(Saved entries)
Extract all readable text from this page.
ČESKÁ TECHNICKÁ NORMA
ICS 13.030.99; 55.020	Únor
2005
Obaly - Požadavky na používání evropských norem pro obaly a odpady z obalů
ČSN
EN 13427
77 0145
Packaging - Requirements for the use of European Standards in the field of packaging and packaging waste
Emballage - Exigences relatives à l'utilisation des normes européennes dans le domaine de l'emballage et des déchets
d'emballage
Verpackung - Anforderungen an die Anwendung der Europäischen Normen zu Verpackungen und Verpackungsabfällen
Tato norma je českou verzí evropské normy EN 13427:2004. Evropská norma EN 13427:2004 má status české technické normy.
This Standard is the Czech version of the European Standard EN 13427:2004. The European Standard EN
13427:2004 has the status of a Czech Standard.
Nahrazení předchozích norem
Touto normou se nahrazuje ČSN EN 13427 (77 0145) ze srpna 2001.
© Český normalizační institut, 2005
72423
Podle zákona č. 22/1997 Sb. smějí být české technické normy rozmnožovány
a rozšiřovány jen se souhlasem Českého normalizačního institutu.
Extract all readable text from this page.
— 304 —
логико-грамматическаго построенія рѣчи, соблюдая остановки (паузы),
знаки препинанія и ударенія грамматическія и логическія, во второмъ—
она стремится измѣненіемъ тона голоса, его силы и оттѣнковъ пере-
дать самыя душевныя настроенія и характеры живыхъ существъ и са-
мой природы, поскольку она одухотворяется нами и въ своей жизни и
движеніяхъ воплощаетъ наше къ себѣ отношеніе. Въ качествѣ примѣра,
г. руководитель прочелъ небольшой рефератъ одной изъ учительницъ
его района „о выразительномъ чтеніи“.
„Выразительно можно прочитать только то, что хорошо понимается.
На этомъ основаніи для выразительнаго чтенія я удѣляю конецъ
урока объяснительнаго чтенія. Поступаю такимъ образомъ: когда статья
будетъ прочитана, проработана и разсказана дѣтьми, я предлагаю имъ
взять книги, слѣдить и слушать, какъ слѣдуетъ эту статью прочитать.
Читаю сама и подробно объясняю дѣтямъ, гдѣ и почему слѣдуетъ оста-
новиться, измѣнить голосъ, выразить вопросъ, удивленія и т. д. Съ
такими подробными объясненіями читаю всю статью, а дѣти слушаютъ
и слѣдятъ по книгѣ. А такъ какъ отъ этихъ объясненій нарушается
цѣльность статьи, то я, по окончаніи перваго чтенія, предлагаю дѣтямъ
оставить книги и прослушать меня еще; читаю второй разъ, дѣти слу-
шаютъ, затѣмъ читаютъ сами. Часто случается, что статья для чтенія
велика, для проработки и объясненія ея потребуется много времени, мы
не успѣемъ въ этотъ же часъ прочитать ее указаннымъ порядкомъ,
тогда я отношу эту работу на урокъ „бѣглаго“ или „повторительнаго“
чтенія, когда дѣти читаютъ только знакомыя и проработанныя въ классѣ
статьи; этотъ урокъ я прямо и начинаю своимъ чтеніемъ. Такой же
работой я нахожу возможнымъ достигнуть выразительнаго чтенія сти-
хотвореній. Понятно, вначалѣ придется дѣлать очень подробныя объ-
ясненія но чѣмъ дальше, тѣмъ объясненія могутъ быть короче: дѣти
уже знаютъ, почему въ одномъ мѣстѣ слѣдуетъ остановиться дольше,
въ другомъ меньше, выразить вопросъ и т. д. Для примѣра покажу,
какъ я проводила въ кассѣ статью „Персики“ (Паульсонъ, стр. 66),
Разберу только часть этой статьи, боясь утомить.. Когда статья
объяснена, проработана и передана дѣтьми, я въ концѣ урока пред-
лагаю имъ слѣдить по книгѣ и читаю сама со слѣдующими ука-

**EXERCISE DESCRIPTION**
Track down every line holding the string "только" and copy it.

**TASK SOLUTION**
„Выразительно можно прочитать только то, что хорошо понимается.
чтенія, когда дѣти читаютъ только знакомыя и проработанныя въ классѣ
Разберу только часть этой статьи, боясь утомить.. Когда статья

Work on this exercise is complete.